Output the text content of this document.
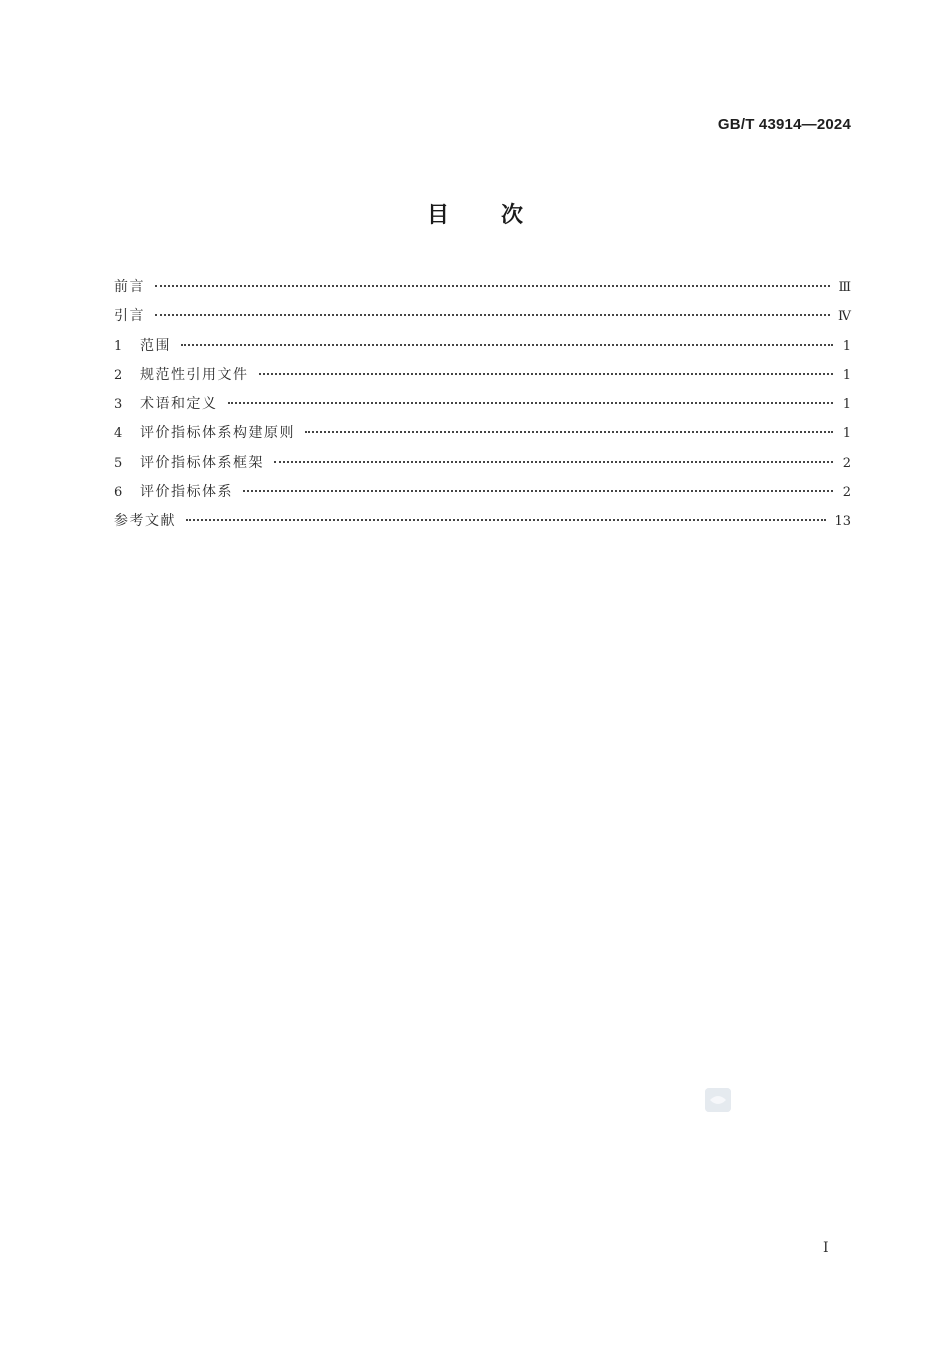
GB/T 43914—2024
目次
前言	Ⅲ
引言	Ⅳ
1	范围	1
2	规范性引用文件	1
3	术语和定义	1
4	评价指标体系构建原则	1
5	评价指标体系框架	2
6	评价指标体系	2
参考文献	13
I
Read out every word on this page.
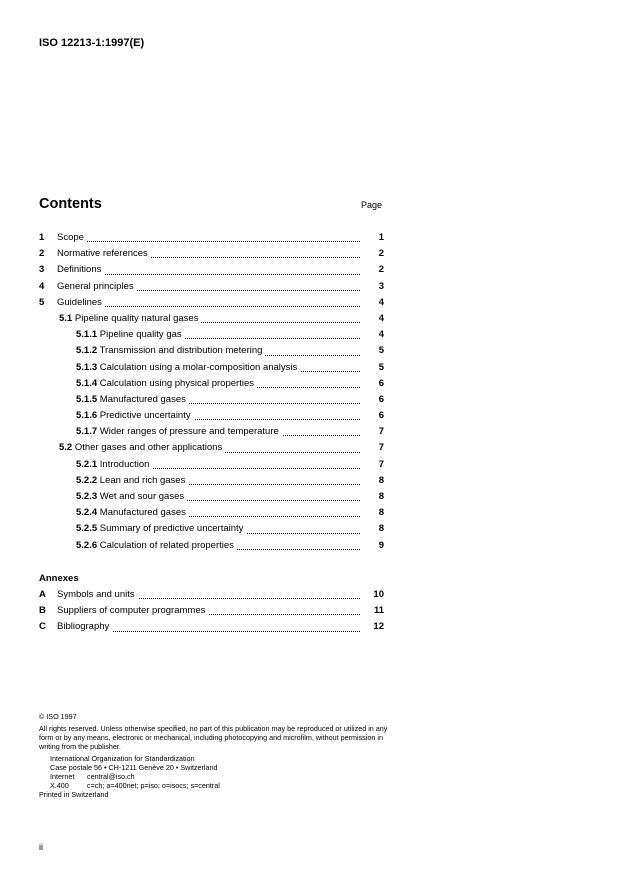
ISO 12213-1:1997(E)
Contents	Page
1 Scope	1
2 Normative references	2
3 Definitions	2
4 General principles	3
5 Guidelines	4
5.1 Pipeline quality natural gases	4
5.1.1 Pipeline quality gas	4
5.1.2 Transmission and distribution metering	5
5.1.3 Calculation using a molar-composition analysis	5
5.1.4 Calculation using physical properties	6
5.1.5 Manufactured gases	6
5.1.6 Predictive uncertainty	6
5.1.7 Wider ranges of pressure and temperature	7
5.2 Other gases and other applications	7
5.2.1 Introduction	7
5.2.2 Lean and rich gases	8
5.2.3 Wet and sour gases	8
5.2.4 Manufactured gases	8
5.2.5 Summary of predictive uncertainty	8
5.2.6 Calculation of related properties	9
Annexes
A Symbols and units	10
B Suppliers of computer programmes	11
C Bibliography	12

© ISO 1997

All rights reserved. Unless otherwise specified, no part of this publication may be reproduced or utilized in any form or by any means, electronic or mechanical, including photocopying and microfilm, without permission in writing from the publisher.

International Organization for Standardization

Case postale 56 • CH-1211 Genève 20 • Switzerland

Internet central@iso.ch

X.400	c=ch; a=400net; p=iso; o=isocs; s=central

Printed in Switzerland

ii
######
**THE TASK**
Pull out all lines containing the word "Switzerland" from the entries above.

**SOLUTION FOR THIS EXERCISE**
Case postale 56 • CH-1211 Genève 20 • Switzerland
Printed in Switzerland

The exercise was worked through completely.